## To be done
Produce the listing below again, exactly as shown.

## Record extracts
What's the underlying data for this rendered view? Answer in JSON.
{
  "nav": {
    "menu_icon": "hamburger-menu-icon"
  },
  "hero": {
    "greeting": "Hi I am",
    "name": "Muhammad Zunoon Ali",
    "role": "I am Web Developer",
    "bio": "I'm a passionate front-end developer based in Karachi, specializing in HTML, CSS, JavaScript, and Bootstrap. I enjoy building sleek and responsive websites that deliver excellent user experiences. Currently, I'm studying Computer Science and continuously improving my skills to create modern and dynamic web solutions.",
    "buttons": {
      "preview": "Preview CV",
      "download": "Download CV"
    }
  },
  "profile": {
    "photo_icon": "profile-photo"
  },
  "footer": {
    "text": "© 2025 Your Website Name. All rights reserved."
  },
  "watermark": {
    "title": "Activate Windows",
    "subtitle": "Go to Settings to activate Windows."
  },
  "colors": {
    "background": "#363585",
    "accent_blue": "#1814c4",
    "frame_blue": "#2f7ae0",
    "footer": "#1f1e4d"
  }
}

## Response to the exercise
What's the underlying data for this rendered view? Answer in JSON.
{
  "nav": {
    "menu_icon": "hamburger-menu-icon"
  },
  "hero": {
    "greeting": "Hi I am",
    "name": "Muhammad Zunoon Ali",
    "role": "I am Web Developer",
    "bio": "I'm a passionate front-end developer based in Karachi, specializing in HTML, CSS, JavaScript, and Bootstrap. I enjoy building sleek and responsive websites that deliver excellent user experiences. Currently, I'm studying Computer Science and continuously improving my skills to create modern and dynamic web solutions.",
    "buttons": {
      "preview": "Preview CV",
      "download": "Download CV"
    }
  },
  "profile": {
    "photo_icon": "profile-photo"
  },
  "footer": {
    "text": "© 2025 Your Website Name. All rights reserved."
  },
  "watermark": {
    "title": "Activate Windows",
    "subtitle": "Go to Settings to activate Windows."
  },
  "colors": {
    "background": "#363585",
    "accent_blue": "#1814c4",
    "frame_blue": "#2f7ae0",
    "footer": "#1f1e4d"
  }
}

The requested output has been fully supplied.